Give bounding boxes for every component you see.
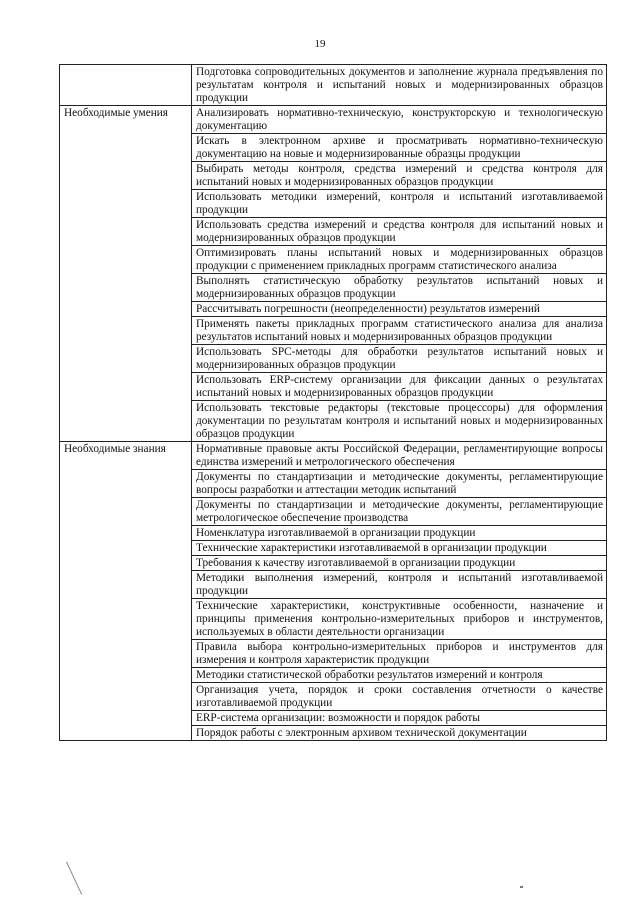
- table-row: [60, 106, 607, 134]
- requirement-item: Порядок работы с электронным архивом технической документации: [192, 726, 607, 741]
- scan-artifact-dot: [520, 886, 523, 888]
- requirement-item: Анализировать нормативно-техническую, конструкторскую и технологическую документацию: [192, 106, 607, 134]
- requirement-item: Использовать SPC-методы для обработки результатов испытаний новых и модернизированных образцов продукции: [192, 345, 607, 373]
- requirement-item: Методики статистической обработки результатов измерений и контроля: [192, 668, 607, 683]
- requirement-item: Применять пакеты прикладных программ статистического анализа для анализа результатов испытаний новых и модернизированных образцов продукции: [192, 317, 607, 345]
- row-group-label: [60, 65, 192, 106]
- page-number: 19: [314, 38, 326, 50]
- row-group-label: Необходимые знания: [60, 442, 192, 741]
- requirements-table: [59, 64, 607, 741]
- table-row: [60, 442, 607, 470]
- table-body: [60, 65, 607, 741]
- requirement-item: Технические характеристики изготавливаемой в организации продукции: [192, 541, 607, 556]
- requirement-item: Оптимизировать планы испытаний новых и модернизированных образцов продукции с применением прикладных программ статистического анализа: [192, 246, 607, 274]
- table-row: [60, 65, 607, 106]
- requirement-item: Использовать средства измерений и средства контроля для испытаний новых и модернизированных образцов продукции: [192, 218, 607, 246]
- requirement-item: Правила выбора контрольно-измерительных приборов и инструментов для измерения и контроля характеристик продукции: [192, 640, 607, 668]
- requirement-item: Методики выполнения измерений, контроля и испытаний изготавливаемой продукции: [192, 571, 607, 599]
- requirement-item: Использовать ERP-систему организации для фиксации данных о результатах испытаний новых и модернизированных образцов продукции: [192, 373, 607, 401]
- requirement-item: Подготовка сопроводительных документов и заполнение журнала предъявления по результатам контроля и испытаний новых и модернизированных образцов продукции: [192, 65, 607, 106]
- requirement-item: Требования к качеству изготавливаемой в организации продукции: [192, 556, 607, 571]
- requirement-item: Документы по стандартизации и методические документы, регламентирующие метрологическое обеспечение производства: [192, 498, 607, 526]
- scan-artifact-line: [66, 862, 82, 895]
- requirement-item: Документы по стандартизации и методические документы, регламентирующие вопросы разработки и аттестации методик испытаний: [192, 470, 607, 498]
- requirement-item: Искать в электронном архиве и просматривать нормативно-техническую документацию на новые и модернизированные образцы продукции: [192, 134, 607, 162]
- requirement-item: Номенклатура изготавливаемой в организации продукции: [192, 526, 607, 541]
- requirement-item: Рассчитывать погрешности (неопределенности) результатов измерений: [192, 302, 607, 317]
- requirement-item: Использовать текстовые редакторы (текстовые процессоры) для оформления документации по результатам контроля и испытаний новых и модернизированных образцов продукции: [192, 401, 607, 442]
- requirement-item: Организация учета, порядок и сроки составления отчетности о качестве изготавливаемой продукции: [192, 683, 607, 711]
- row-group-label: Необходимые умения: [60, 106, 192, 442]
- requirement-item: Нормативные правовые акты Российской Федерации, регламентирующие вопросы единства измерений и метрологического обеспечения: [192, 442, 607, 470]
- requirement-item: Выбирать методы контроля, средства измерений и средства контроля для испытаний новых и модернизированных образцов продукции: [192, 162, 607, 190]
- requirement-item: Выполнять статистическую обработку результатов испытаний новых и модернизированных образцов продукции: [192, 274, 607, 302]
- requirement-item: Технические характеристики, конструктивные особенности, назначение и принципы применения контрольно-измерительных приборов и инструментов, используемых в области деятельности организации: [192, 599, 607, 640]
- requirement-item: ERP-система организации: возможности и порядок работы: [192, 711, 607, 726]
- requirement-item: Использовать методики измерений, контроля и испытаний изготавливаемой продукции: [192, 190, 607, 218]
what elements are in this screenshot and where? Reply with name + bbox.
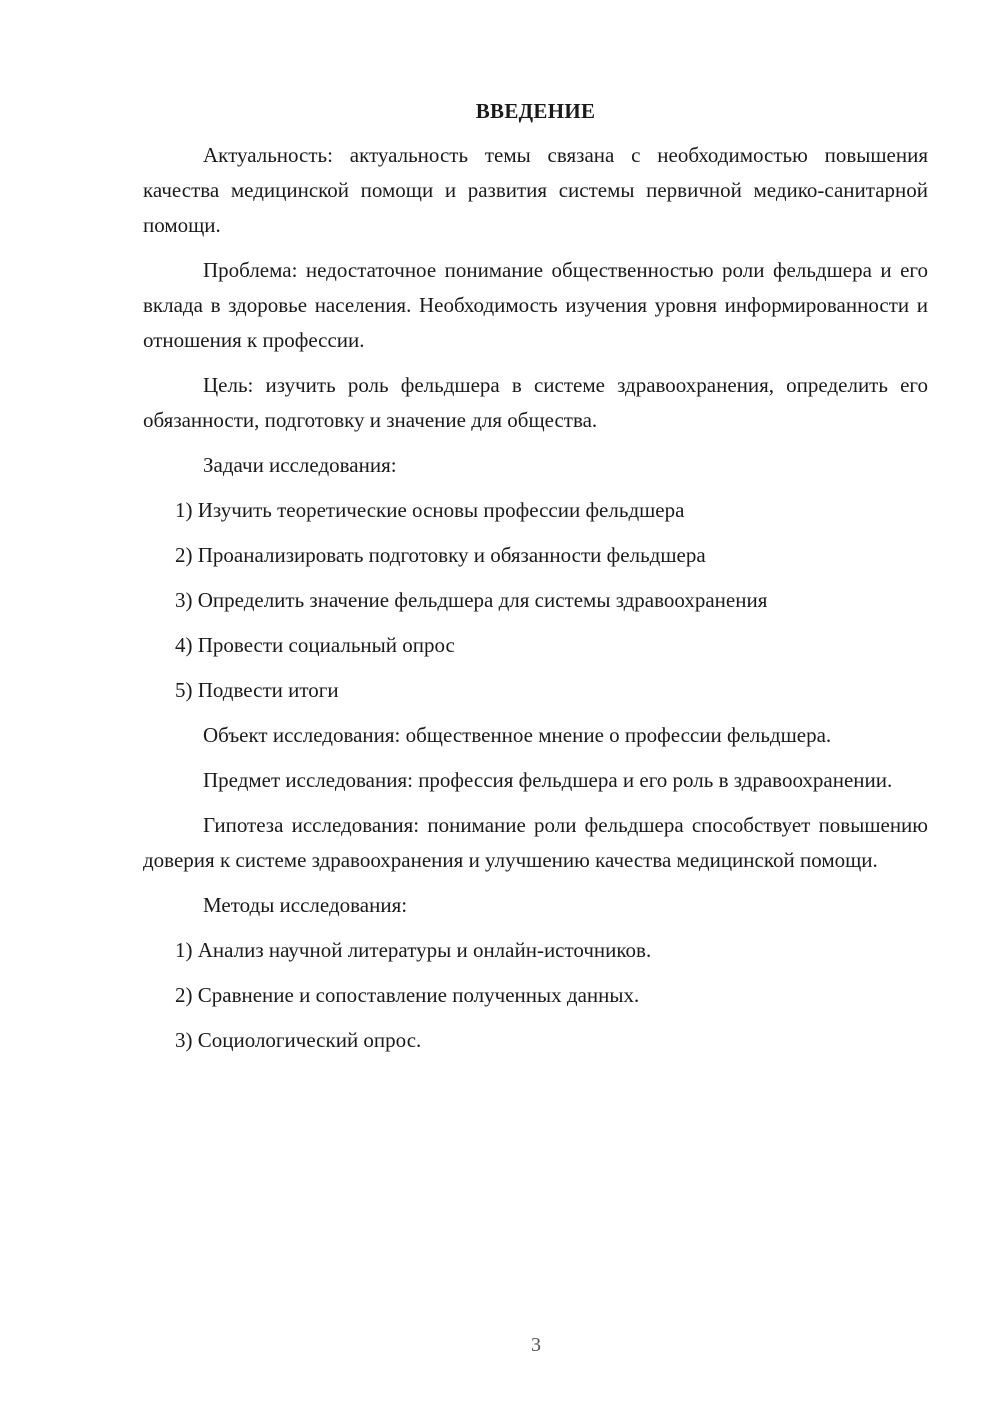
list-item: 1) Изучить теоретические основы профессии фельдшера [175, 498, 685, 522]
object-paragraph: Объект исследования: общественное мнение о профессии фельдшера. [203, 723, 832, 747]
list-item: 1) Анализ научной литературы и онлайн-источников. [175, 938, 652, 962]
goal-paragraph: Цель: изучить роль фельдшера в системе здравоохранения, определить его обязанности, подготовку и значение для общества. [143, 373, 928, 432]
methods-heading: Методы исследования: [203, 893, 408, 917]
tasks-list [143, 493, 928, 708]
subject-paragraph: Предмет исследования: профессия фельдшера и его роль в здравоохранении. [203, 768, 893, 792]
relevance-paragraph: Актуальность: актуальность темы связана с необходимостью повышения качества медицинской помощи и развития системы первичной медико-санитарной помощи. [143, 143, 928, 237]
methods-list [143, 933, 928, 1058]
list-item: 2) Сравнение и сопоставление полученных данных. [175, 983, 640, 1007]
page-content [143, 96, 928, 1068]
list-item: 5) Подвести итоги [175, 678, 339, 702]
page-number: 3 [531, 1334, 541, 1356]
list-item: 3) Социологический опрос. [175, 1028, 422, 1052]
problem-paragraph: Проблема: недостаточное понимание общественностью роли фельдшера и его вклада в здоровье населения. Необходимость изучения уровня информированности и отношения к профессии. [143, 258, 928, 352]
list-item: 4) Провести социальный опрос [175, 633, 455, 657]
list-item: 2) Проанализировать подготовку и обязанности фельдшера [175, 543, 706, 567]
section-title: ВВЕДЕНИЕ [475, 99, 596, 123]
list-item: 3) Определить значение фельдшера для системы здравоохранения [175, 588, 768, 612]
hypothesis-paragraph: Гипотеза исследования: понимание роли фельдшера способствует повышению доверия к системе здравоохранения и улучшению качества медицинской помощи. [143, 813, 928, 872]
tasks-heading: Задачи исследования: [203, 453, 397, 477]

================================

▸ **Consigne écrite**
Restituez toutes les lignes du matériel ci-dessus sous forme de liste numérotée, sans les lignes vides. Laissez les images de côté dans la réponse.

▸ **Travail réalisé**
1. Give bounding boxes for every component you see.
2. - table-row: [60, 106, 607, 134]
3. - requirement-item: Порядок работы с электронным архивом технической документации: [192, 726, 607, 741]
4. - scan-artifact-dot: [520, 886, 523, 888]
5. - requirement-item: Анализировать нормативно-техническую, конструкторскую и технологическую документацию: [192, 106, 607, 134]
6. - requirement-item: Использовать SPC-методы для обработки результатов испытаний новых и модернизированных образцов продукции: [192, 345, 607, 373]
7. - requirement-item: Методики статистической обработки результатов измерений и контроля: [192, 668, 607, 683]
8. - requirement-item: Применять пакеты прикладных программ статистического анализа для анализа результатов испытаний новых и модернизированных образцов продукции: [192, 317, 607, 345]
9. - row-group-label: [60, 65, 192, 106]
10. - page-number: 19: [314, 38, 326, 50]
11. - row-group-label: Необходимые знания: [60, 442, 192, 741]
12. - requirements-table: [59, 64, 607, 741]
13. - table-row: [60, 442, 607, 470]
14. - table-body: [60, 65, 607, 741]
15. - requirement-item: Технические характеристики изготавливаемой в организации продукции: [192, 541, 607, 556]
16. - requirement-item: Оптимизировать планы испытаний новых и модернизированных образцов продукции с применением прикладных программ статистического анализа: [192, 246, 607, 274]
17. - table-row: [60, 65, 607, 106]
18. - requirement-item: Использовать средства измерений и средства контроля для испытаний новых и модернизированных образцов продукции: [192, 218, 607, 246]
19. - requirement-item: Правила выбора контрольно-измерительных приборов и инструментов для измерения и контроля характеристик продукции: [192, 640, 607, 668]
20. - requirement-item: Методики выполнения измерений, контроля и испытаний изготавливаемой продукции: [192, 571, 607, 599]
21. - requirement-item: Использовать ERP-систему организации для фиксации данных о результатах испытаний новых и модернизированных образцов продукции: [192, 373, 607, 401]
22. - requirement-item: Подготовка сопроводительных документов и заполнение журнала предъявления по результатам контроля и испытаний новых и модернизированных образцов продукции: [192, 65, 607, 106]
23. - requirement-item: Требования к качеству изготавливаемой в организации продукции: [192, 556, 607, 571]
24. - requirement-item: Документы по стандартизации и методические документы, регламентирующие метрологическое обеспечение производства: [192, 498, 607, 526]
25. - scan-artifact-line: [66, 862, 82, 895]
26. - requirement-item: Документы по стандартизации и методические документы, регламентирующие вопросы разработки и аттестации методик испытаний: [192, 470, 607, 498]
27. - requirement-item: Искать в электронном архиве и просматривать нормативно-техническую документацию на новые и модернизированные образцы продукции: [192, 134, 607, 162]
28. - requirement-item: Номенклатура изготавливаемой в организации продукции: [192, 526, 607, 541]
29. - requirement-item: Рассчитывать погрешности (неопределенности) результатов измерений: [192, 302, 607, 317]
30. - requirement-item: Использовать текстовые редакторы (текстовые процессоры) для оформления документации по результатам контроля и испытаний новых и модернизированных образцов продукции: [192, 401, 607, 442]
31. - requirement-item: Организация учета, порядок и сроки составления отчетности о качестве изготавливаемой продукции: [192, 683, 607, 711]
32. - row-group-label: Необходимые умения: [60, 106, 192, 442]
33. - requirement-item: Нормативные правовые акты Российской Федерации, регламентирующие вопросы единства измерений и метрологического обеспечения: [192, 442, 607, 470]
34. - requirement-item: Выбирать методы контроля, средства измерений и средства контроля для испытаний новых и модернизированных образцов продукции: [192, 162, 607, 190]
35. - requirement-item: Выполнять статистическую обработку результатов испытаний новых и модернизированных образцов продукции: [192, 274, 607, 302]
36. - requirement-item: Технические характеристики, конструктивные особенности, назначение и принципы применения контрольно-измерительных приборов и инструментов, используемых в области деятельности организации: [192, 599, 607, 640]
37. - requirement-item: ERP-система организации: возможности и порядок работы: [192, 711, 607, 726]
38. - requirement-item: Использовать методики измерений, контроля и испытаний изготавливаемой продукции: [192, 190, 607, 218]
39. what elements are in this screenshot and where? Reply with name + bbox.
40. list-item: 1) Изучить теоретические основы профессии фельдшера [175, 498, 685, 522]
41. object-paragraph: Объект исследования: общественное мнение о профессии фельдшера. [203, 723, 832, 747]
42. list-item: 1) Анализ научной литературы и онлайн-источников. [175, 938, 652, 962]
43. goal-paragraph: Цель: изучить роль фельдшера в системе здравоохранения, определить его обязанности, подготовку и значение для общества. [143, 373, 928, 432]
44. methods-heading: Методы исследования: [203, 893, 408, 917]
45. tasks-list [143, 493, 928, 708]
46. subject-paragraph: Предмет исследования: профессия фельдшера и его роль в здравоохранении. [203, 768, 893, 792]
47. relevance-paragraph: Актуальность: актуальность темы связана с необходимостью повышения качества медицинской помощи и развития системы первичной медико-санитарной помощи. [143, 143, 928, 237]
48. methods-list [143, 933, 928, 1058]
49. list-item: 2) Сравнение и сопоставление полученных данных. [175, 983, 640, 1007]
50. page-content [143, 96, 928, 1068]
51. list-item: 5) Подвести итоги [175, 678, 339, 702]
52. page-number: 3 [531, 1334, 541, 1356]
53. list-item: 3) Социологический опрос. [175, 1028, 422, 1052]
54. problem-paragraph: Проблема: недостаточное понимание общественностью роли фельдшера и его вклада в здоровье населения. Необходимость изучения уровня информированности и отношения к профессии. [143, 258, 928, 352]
55. list-item: 4) Провести социальный опрос [175, 633, 455, 657]
56. list-item: 2) Проанализировать подготовку и обязанности фельдшера [175, 543, 706, 567]
57. section-title: ВВЕДЕНИЕ [475, 99, 596, 123]
58. list-item: 3) Определить значение фельдшера для системы здравоохранения [175, 588, 768, 612]
59. hypothesis-paragraph: Гипотеза исследования: понимание роли фельдшера способствует повышению доверия к системе здравоохранения и улучшению качества медицинской помощи. [143, 813, 928, 872]
60. tasks-heading: Задачи исследования: [203, 453, 397, 477]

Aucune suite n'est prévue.